**Work instructions:** Give the data below again, word for word.

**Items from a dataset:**
============
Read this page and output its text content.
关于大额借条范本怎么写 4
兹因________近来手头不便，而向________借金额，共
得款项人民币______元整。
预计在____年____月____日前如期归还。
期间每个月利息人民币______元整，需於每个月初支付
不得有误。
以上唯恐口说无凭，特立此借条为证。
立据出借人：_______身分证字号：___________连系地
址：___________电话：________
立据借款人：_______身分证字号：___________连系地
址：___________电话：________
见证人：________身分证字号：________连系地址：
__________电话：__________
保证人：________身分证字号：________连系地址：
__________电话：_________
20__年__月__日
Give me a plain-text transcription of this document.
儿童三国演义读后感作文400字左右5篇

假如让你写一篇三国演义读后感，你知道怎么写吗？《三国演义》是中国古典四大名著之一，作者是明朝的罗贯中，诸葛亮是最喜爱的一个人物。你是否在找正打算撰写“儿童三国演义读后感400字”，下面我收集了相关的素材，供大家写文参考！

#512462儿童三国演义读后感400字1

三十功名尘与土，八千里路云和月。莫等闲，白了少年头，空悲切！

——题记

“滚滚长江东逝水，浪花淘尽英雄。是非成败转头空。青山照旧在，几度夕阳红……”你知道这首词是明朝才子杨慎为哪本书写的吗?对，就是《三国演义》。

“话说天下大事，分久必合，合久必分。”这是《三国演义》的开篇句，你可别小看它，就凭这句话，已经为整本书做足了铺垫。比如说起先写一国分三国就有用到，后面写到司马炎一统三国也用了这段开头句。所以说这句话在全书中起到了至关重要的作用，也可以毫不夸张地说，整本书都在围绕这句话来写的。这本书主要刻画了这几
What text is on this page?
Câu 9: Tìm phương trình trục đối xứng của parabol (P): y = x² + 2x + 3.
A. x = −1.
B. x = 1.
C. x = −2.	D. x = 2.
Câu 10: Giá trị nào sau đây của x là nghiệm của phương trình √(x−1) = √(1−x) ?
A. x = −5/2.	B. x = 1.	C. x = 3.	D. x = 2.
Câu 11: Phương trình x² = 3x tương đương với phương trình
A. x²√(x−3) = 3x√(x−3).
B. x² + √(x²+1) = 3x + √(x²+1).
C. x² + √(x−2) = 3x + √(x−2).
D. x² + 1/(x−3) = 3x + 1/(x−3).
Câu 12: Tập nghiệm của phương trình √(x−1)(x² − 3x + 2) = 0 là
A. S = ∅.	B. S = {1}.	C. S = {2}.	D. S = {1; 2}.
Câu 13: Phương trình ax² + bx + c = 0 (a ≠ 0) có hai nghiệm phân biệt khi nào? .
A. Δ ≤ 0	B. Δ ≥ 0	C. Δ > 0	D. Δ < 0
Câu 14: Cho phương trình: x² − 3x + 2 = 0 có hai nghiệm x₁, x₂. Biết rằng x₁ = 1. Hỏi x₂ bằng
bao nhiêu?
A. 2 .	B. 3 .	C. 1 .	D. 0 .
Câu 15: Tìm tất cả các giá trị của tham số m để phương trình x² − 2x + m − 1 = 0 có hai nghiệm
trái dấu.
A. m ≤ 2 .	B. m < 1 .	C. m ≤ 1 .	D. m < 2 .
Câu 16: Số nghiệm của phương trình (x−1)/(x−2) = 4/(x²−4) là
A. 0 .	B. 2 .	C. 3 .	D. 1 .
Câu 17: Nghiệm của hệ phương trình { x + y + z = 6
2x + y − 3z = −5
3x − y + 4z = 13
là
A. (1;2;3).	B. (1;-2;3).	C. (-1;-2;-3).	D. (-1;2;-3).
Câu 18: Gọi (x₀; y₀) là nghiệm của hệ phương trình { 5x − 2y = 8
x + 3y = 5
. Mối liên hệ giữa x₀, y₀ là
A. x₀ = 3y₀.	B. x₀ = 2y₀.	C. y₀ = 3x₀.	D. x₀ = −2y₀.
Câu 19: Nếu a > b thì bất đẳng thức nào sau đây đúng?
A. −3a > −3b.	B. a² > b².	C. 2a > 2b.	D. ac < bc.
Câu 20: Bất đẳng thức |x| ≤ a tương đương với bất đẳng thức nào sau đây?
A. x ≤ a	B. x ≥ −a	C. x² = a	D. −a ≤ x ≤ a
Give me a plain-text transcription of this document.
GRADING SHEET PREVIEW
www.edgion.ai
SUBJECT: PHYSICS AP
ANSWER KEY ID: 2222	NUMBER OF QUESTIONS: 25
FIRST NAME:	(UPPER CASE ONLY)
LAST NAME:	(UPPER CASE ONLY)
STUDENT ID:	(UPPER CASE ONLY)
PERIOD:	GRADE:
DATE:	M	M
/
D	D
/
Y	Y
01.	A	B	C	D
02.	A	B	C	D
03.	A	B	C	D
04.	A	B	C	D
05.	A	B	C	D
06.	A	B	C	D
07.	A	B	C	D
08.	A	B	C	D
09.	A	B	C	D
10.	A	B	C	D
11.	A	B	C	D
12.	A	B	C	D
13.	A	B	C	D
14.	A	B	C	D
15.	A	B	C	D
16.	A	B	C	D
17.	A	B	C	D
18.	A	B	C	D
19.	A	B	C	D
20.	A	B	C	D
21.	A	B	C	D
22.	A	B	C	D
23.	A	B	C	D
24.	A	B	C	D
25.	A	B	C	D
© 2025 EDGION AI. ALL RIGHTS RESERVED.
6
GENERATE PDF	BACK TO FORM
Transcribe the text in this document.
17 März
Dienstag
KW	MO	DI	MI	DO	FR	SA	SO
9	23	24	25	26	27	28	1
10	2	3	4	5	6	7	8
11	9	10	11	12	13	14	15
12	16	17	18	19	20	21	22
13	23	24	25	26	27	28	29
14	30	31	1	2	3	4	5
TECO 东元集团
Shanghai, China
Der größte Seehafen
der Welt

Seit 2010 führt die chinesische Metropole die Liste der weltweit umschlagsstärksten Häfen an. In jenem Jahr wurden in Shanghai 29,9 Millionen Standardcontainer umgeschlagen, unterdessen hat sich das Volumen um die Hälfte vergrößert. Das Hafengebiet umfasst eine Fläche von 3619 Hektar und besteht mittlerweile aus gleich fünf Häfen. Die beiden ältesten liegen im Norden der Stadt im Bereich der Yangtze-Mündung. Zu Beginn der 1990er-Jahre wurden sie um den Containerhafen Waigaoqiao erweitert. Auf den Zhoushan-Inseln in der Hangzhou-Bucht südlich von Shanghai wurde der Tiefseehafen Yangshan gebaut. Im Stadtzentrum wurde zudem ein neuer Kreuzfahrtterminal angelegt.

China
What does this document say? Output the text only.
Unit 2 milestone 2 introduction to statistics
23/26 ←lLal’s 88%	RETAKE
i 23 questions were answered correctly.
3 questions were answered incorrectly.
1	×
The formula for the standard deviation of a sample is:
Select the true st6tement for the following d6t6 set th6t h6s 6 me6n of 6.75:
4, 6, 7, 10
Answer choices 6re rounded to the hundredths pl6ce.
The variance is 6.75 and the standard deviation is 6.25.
============
**Result of this exercise:**
Read this page and output its text content.
关于大额借条范本怎么写 4
兹因________近来手头不便，而向________借金额，共
得款项人民币______元整。
预计在____年____月____日前如期归还。
期间每个月利息人民币______元整，需於每个月初支付
不得有误。
以上唯恐口说无凭，特立此借条为证。
立据出借人：_______身分证字号：___________连系地
址：___________电话：________
立据借款人：_______身分证字号：___________连系地
址：___________电话：________
见证人：________身分证字号：________连系地址：
__________电话：__________
保证人：________身分证字号：________连系地址：
__________电话：_________
20__年__月__日
Give me a plain-text transcription of this document.
儿童三国演义读后感作文400字左右5篇

假如让你写一篇三国演义读后感，你知道怎么写吗？《三国演义》是中国古典四大名著之一，作者是明朝的罗贯中，诸葛亮是最喜爱的一个人物。你是否在找正打算撰写“儿童三国演义读后感400字”，下面我收集了相关的素材，供大家写文参考！

#512462儿童三国演义读后感400字1

三十功名尘与土，八千里路云和月。莫等闲，白了少年头，空悲切！

——题记

“滚滚长江东逝水，浪花淘尽英雄。是非成败转头空。青山照旧在，几度夕阳红……”你知道这首词是明朝才子杨慎为哪本书写的吗?对，就是《三国演义》。

“话说天下大事，分久必合，合久必分。”这是《三国演义》的开篇句，你可别小看它，就凭这句话，已经为整本书做足了铺垫。比如说起先写一国分三国就有用到，后面写到司马炎一统三国也用了这段开头句。所以说这句话在全书中起到了至关重要的作用，也可以毫不夸张地说，整本书都在围绕这句话来写的。这本书主要刻画了这几
What text is on this page?
Câu 9: Tìm phương trình trục đối xứng của parabol (P): y = x² + 2x + 3.
A. x = −1.
B. x = 1.
C. x = −2.	D. x = 2.
Câu 10: Giá trị nào sau đây của x là nghiệm của phương trình √(x−1) = √(1−x) ?
A. x = −5/2.	B. x = 1.	C. x = 3.	D. x = 2.
Câu 11: Phương trình x² = 3x tương đương với phương trình
A. x²√(x−3) = 3x√(x−3).
B. x² + √(x²+1) = 3x + √(x²+1).
C. x² + √(x−2) = 3x + √(x−2).
D. x² + 1/(x−3) = 3x + 1/(x−3).
Câu 12: Tập nghiệm của phương trình √(x−1)(x² − 3x + 2) = 0 là
A. S = ∅.	B. S = {1}.	C. S = {2}.	D. S = {1; 2}.
Câu 13: Phương trình ax² + bx + c = 0 (a ≠ 0) có hai nghiệm phân biệt khi nào? .
A. Δ ≤ 0	B. Δ ≥ 0	C. Δ > 0	D. Δ < 0
Câu 14: Cho phương trình: x² − 3x + 2 = 0 có hai nghiệm x₁, x₂. Biết rằng x₁ = 1. Hỏi x₂ bằng
bao nhiêu?
A. 2 .	B. 3 .	C. 1 .	D. 0 .
Câu 15: Tìm tất cả các giá trị của tham số m để phương trình x² − 2x + m − 1 = 0 có hai nghiệm
trái dấu.
A. m ≤ 2 .	B. m < 1 .	C. m ≤ 1 .	D. m < 2 .
Câu 16: Số nghiệm của phương trình (x−1)/(x−2) = 4/(x²−4) là
A. 0 .	B. 2 .	C. 3 .	D. 1 .
Câu 17: Nghiệm của hệ phương trình { x + y + z = 6
2x + y − 3z = −5
3x − y + 4z = 13
là
A. (1;2;3).	B. (1;-2;3).	C. (-1;-2;-3).	D. (-1;2;-3).
Câu 18: Gọi (x₀; y₀) là nghiệm của hệ phương trình { 5x − 2y = 8
x + 3y = 5
. Mối liên hệ giữa x₀, y₀ là
A. x₀ = 3y₀.	B. x₀ = 2y₀.	C. y₀ = 3x₀.	D. x₀ = −2y₀.
Câu 19: Nếu a > b thì bất đẳng thức nào sau đây đúng?
A. −3a > −3b.	B. a² > b².	C. 2a > 2b.	D. ac < bc.
Câu 20: Bất đẳng thức |x| ≤ a tương đương với bất đẳng thức nào sau đây?
A. x ≤ a	B. x ≥ −a	C. x² = a	D. −a ≤ x ≤ a
Give me a plain-text transcription of this document.
GRADING SHEET PREVIEW
www.edgion.ai
SUBJECT: PHYSICS AP
ANSWER KEY ID: 2222	NUMBER OF QUESTIONS: 25
FIRST NAME:	(UPPER CASE ONLY)
LAST NAME:	(UPPER CASE ONLY)
STUDENT ID:	(UPPER CASE ONLY)
PERIOD:	GRADE:
DATE:	M	M
/
D	D
/
Y	Y
01.	A	B	C	D
02.	A	B	C	D
03.	A	B	C	D
04.	A	B	C	D
05.	A	B	C	D
06.	A	B	C	D
07.	A	B	C	D
08.	A	B	C	D
09.	A	B	C	D
10.	A	B	C	D
11.	A	B	C	D
12.	A	B	C	D
13.	A	B	C	D
14.	A	B	C	D
15.	A	B	C	D
16.	A	B	C	D
17.	A	B	C	D
18.	A	B	C	D
19.	A	B	C	D
20.	A	B	C	D
21.	A	B	C	D
22.	A	B	C	D
23.	A	B	C	D
24.	A	B	C	D
25.	A	B	C	D
© 2025 EDGION AI. ALL RIGHTS RESERVED.
6
GENERATE PDF	BACK TO FORM
Transcribe the text in this document.
17 März
Dienstag
KW	MO	DI	MI	DO	FR	SA	SO
9	23	24	25	26	27	28	1
10	2	3	4	5	6	7	8
11	9	10	11	12	13	14	15
12	16	17	18	19	20	21	22
13	23	24	25	26	27	28	29
14	30	31	1	2	3	4	5
TECO 东元集团
Shanghai, China
Der größte Seehafen
der Welt

Seit 2010 führt die chinesische Metropole die Liste der weltweit umschlagsstärksten Häfen an. In jenem Jahr wurden in Shanghai 29,9 Millionen Standardcontainer umgeschlagen, unterdessen hat sich das Volumen um die Hälfte vergrößert. Das Hafengebiet umfasst eine Fläche von 3619 Hektar und besteht mittlerweile aus gleich fünf Häfen. Die beiden ältesten liegen im Norden der Stadt im Bereich der Yangtze-Mündung. Zu Beginn der 1990er-Jahre wurden sie um den Containerhafen Waigaoqiao erweitert. Auf den Zhoushan-Inseln in der Hangzhou-Bucht südlich von Shanghai wurde der Tiefseehafen Yangshan gebaut. Im Stadtzentrum wurde zudem ein neuer Kreuzfahrtterminal angelegt.

China
What does this document say? Output the text only.
Unit 2 milestone 2 introduction to statistics
23/26 ←lLal’s 88%	RETAKE
i 23 questions were answered correctly.
3 questions were answered incorrectly.
1	×
The formula for the standard deviation of a sample is:
Select the true st6tement for the following d6t6 set th6t h6s 6 me6n of 6.75:
4, 6, 7, 10
Answer choices 6re rounded to the hundredths pl6ce.
The variance is 6.75 and the standard deviation is 6.25.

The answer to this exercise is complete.